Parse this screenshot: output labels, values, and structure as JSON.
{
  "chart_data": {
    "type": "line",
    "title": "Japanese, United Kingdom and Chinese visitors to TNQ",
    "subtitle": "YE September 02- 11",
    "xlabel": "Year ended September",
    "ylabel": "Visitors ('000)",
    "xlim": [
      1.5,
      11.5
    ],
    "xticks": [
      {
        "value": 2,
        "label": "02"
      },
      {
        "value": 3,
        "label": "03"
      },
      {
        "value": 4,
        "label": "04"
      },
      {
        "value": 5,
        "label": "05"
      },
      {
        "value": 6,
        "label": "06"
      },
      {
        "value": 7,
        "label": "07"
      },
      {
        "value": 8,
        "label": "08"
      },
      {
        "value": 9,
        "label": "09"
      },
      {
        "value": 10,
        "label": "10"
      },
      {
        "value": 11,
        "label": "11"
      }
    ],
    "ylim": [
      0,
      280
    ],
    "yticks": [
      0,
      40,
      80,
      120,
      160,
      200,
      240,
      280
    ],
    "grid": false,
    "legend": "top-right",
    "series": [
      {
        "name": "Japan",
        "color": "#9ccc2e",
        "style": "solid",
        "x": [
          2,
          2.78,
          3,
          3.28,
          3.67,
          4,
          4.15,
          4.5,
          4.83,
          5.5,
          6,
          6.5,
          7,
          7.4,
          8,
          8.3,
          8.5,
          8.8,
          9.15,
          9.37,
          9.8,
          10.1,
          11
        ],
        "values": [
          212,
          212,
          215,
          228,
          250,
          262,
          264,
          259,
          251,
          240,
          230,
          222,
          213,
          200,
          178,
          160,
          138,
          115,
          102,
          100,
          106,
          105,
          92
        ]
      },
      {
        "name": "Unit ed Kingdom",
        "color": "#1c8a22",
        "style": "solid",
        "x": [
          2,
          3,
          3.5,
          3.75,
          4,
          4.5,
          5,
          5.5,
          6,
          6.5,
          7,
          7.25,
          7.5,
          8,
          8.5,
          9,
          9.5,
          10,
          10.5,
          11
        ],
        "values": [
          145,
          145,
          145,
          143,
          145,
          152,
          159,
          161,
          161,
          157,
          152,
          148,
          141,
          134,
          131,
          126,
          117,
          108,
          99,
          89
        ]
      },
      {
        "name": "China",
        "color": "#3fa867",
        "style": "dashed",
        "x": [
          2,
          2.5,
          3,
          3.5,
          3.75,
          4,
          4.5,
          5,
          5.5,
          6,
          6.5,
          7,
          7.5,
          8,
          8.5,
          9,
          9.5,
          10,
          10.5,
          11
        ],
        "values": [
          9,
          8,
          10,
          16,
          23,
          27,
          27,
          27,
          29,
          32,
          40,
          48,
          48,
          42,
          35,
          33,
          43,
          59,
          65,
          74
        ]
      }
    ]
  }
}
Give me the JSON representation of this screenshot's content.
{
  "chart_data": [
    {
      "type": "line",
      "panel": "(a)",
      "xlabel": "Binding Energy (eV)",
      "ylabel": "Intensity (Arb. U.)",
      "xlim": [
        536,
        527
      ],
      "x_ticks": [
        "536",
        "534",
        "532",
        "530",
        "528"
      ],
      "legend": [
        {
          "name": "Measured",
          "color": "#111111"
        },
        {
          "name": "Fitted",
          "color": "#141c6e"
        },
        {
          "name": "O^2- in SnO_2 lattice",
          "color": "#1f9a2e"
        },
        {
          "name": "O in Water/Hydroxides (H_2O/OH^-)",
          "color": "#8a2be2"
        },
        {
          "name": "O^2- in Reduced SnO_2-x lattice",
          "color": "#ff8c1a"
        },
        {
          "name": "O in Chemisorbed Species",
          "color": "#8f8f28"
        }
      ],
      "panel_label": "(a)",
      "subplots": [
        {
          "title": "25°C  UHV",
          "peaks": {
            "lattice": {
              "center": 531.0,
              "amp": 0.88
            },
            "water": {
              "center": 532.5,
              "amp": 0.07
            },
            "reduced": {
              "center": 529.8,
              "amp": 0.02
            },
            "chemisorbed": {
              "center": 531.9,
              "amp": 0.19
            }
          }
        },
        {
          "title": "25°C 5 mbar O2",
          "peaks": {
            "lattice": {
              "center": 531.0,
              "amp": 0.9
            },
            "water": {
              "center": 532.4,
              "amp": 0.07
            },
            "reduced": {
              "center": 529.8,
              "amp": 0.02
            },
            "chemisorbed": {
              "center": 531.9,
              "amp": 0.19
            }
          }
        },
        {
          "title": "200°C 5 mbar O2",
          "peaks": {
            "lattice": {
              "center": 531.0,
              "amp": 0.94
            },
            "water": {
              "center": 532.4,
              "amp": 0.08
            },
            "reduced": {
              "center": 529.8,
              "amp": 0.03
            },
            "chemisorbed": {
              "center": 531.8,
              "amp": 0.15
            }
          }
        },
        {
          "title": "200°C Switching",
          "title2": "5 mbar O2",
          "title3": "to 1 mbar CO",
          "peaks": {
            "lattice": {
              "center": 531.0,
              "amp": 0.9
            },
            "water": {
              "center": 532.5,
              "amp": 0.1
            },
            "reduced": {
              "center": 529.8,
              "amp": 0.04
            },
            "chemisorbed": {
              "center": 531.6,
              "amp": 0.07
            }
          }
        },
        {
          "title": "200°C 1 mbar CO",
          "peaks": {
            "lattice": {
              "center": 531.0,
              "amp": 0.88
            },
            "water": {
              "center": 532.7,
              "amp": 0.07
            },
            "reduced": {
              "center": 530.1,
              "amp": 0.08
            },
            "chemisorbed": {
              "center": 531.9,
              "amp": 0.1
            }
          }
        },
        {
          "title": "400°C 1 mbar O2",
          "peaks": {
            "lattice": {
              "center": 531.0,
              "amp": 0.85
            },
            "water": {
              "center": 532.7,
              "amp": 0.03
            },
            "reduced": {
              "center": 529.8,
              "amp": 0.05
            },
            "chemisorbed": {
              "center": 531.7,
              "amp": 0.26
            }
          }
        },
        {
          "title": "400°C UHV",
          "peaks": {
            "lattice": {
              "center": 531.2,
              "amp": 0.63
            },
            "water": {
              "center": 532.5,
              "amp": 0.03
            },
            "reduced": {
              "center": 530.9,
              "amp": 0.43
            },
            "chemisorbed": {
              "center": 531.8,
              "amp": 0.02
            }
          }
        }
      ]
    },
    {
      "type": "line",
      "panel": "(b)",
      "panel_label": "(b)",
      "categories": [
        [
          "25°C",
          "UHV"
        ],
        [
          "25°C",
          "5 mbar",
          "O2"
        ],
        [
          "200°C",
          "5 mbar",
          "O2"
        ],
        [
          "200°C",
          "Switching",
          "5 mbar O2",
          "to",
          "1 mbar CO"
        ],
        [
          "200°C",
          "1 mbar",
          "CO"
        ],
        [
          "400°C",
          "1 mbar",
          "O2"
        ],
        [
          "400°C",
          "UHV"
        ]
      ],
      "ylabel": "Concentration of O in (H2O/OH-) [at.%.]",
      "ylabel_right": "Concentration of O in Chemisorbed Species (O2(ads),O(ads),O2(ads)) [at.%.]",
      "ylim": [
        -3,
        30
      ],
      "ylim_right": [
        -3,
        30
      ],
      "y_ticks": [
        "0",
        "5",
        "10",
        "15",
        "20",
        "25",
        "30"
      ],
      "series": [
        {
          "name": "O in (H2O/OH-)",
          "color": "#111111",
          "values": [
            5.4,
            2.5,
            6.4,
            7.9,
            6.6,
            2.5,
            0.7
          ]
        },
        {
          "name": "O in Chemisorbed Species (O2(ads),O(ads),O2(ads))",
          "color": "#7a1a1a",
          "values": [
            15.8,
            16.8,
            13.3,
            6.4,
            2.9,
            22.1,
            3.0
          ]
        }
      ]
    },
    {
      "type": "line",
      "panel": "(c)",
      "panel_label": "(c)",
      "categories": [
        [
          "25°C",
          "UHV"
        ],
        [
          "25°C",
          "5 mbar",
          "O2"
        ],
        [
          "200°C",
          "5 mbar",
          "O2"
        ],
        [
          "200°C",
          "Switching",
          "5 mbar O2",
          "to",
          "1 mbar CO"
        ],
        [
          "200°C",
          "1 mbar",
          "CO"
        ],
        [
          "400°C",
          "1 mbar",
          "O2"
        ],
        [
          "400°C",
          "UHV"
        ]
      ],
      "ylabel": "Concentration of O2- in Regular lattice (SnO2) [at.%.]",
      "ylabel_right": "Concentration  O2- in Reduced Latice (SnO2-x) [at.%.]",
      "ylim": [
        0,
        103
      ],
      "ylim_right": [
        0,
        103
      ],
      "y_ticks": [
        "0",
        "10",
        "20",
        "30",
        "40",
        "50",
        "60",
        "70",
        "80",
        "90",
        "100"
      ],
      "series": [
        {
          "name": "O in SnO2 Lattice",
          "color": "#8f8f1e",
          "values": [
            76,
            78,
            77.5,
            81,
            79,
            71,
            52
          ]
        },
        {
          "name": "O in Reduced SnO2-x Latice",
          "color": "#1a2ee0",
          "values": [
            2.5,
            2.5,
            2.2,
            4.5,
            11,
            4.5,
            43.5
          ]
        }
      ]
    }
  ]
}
************
Using the records above, copy every line that has the word "September" in it.

    "subtitle": "YE September 02- 11",
    "xlabel": "Year ended September",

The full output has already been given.